### Requirement
Work out how many lines in the listing below include the word "кругов"; answer with the number alone.

[Records from a dataset]
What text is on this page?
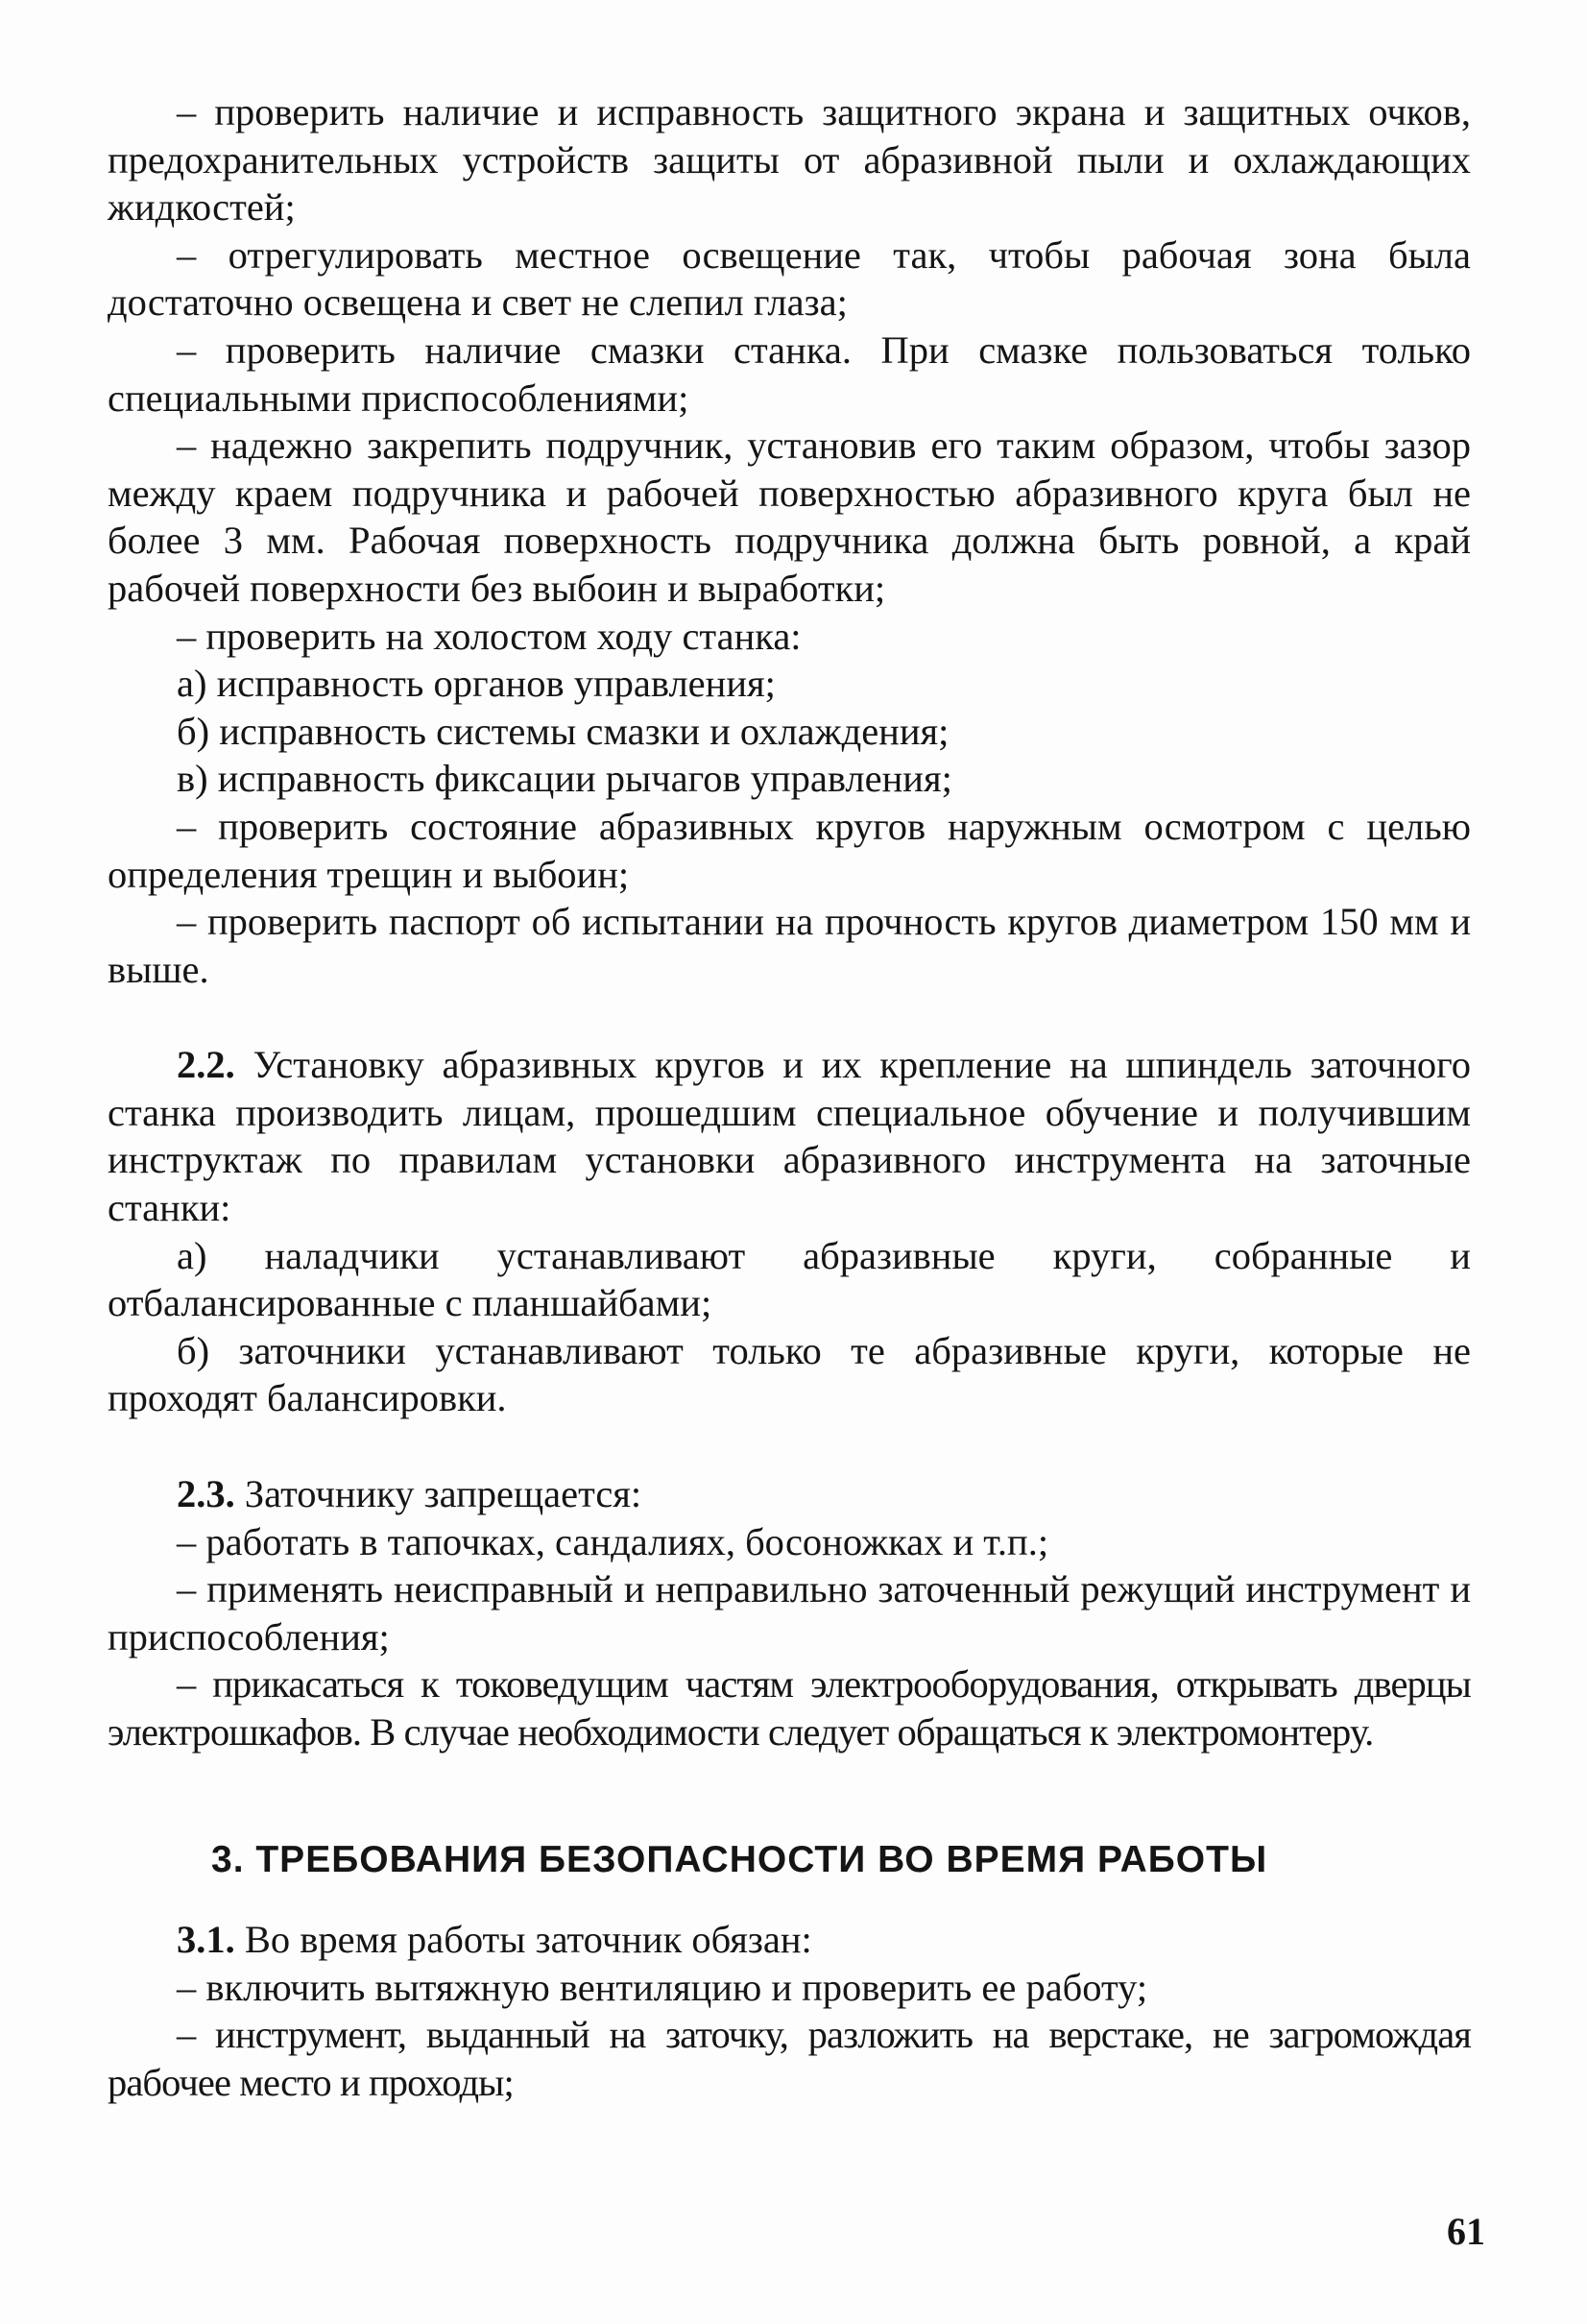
– проверить наличие и исправность защитного экрана и защитных очков, предохранительных устройств защиты от абразивной пыли и охлаждающих жидкостей;

– отрегулировать местное освещение так, чтобы рабочая зона была достаточно освещена и свет не слепил глаза;

– проверить наличие смазки станка. При смазке пользоваться только специальными приспособлениями;

– надежно закрепить подручник, установив его таким образом, чтобы зазор между краем подручника и рабочей поверхностью абразивного круга был не более 3 мм. Рабочая поверхность подручника должна быть ровной, а край рабочей поверхности без выбоин и выработки;

– проверить на холостом ходу станка:

а) исправность органов управления;

б) исправность системы смазки и охлаждения;

в) исправность фиксации рычагов управления;

– проверить состояние абразивных кругов наружным осмотром с целью определения трещин и выбоин;

– проверить паспорт об испытании на прочность кругов диаметром 150 мм и выше.

2.2. Установку абразивных кругов и их крепление на шпиндель заточного станка производить лицам, прошедшим специальное обучение и получившим инструктаж по правилам установки абразивного инструмента на заточные станки:

а) наладчики устанавливают абразивные круги, собранные и отбалансированные с планшайбами;

б) заточники устанавливают только те абразивные круги, которые не проходят балансировки.

2.3. Заточнику запрещается:

– работать в тапочках, сандалиях, босоножках и т.п.;

– применять неисправный и неправильно заточенный режущий инструмент и приспособления;

– прикасаться к токоведущим частям электрооборудования, открывать дверцы электрошкафов. В случае необходимости следует обращаться к электромонтеру.

3. ТРЕБОВАНИЯ БЕЗОПАСНОСТИ ВО ВРЕМЯ РАБОТЫ

3.1. Во время работы заточник обязан:

– включить вытяжную вентиляцию и проверить ее работу;

– инструмент, выданный на заточку, разложить на верстаке, не загромождая рабочее место и проходы;

61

### Answer
3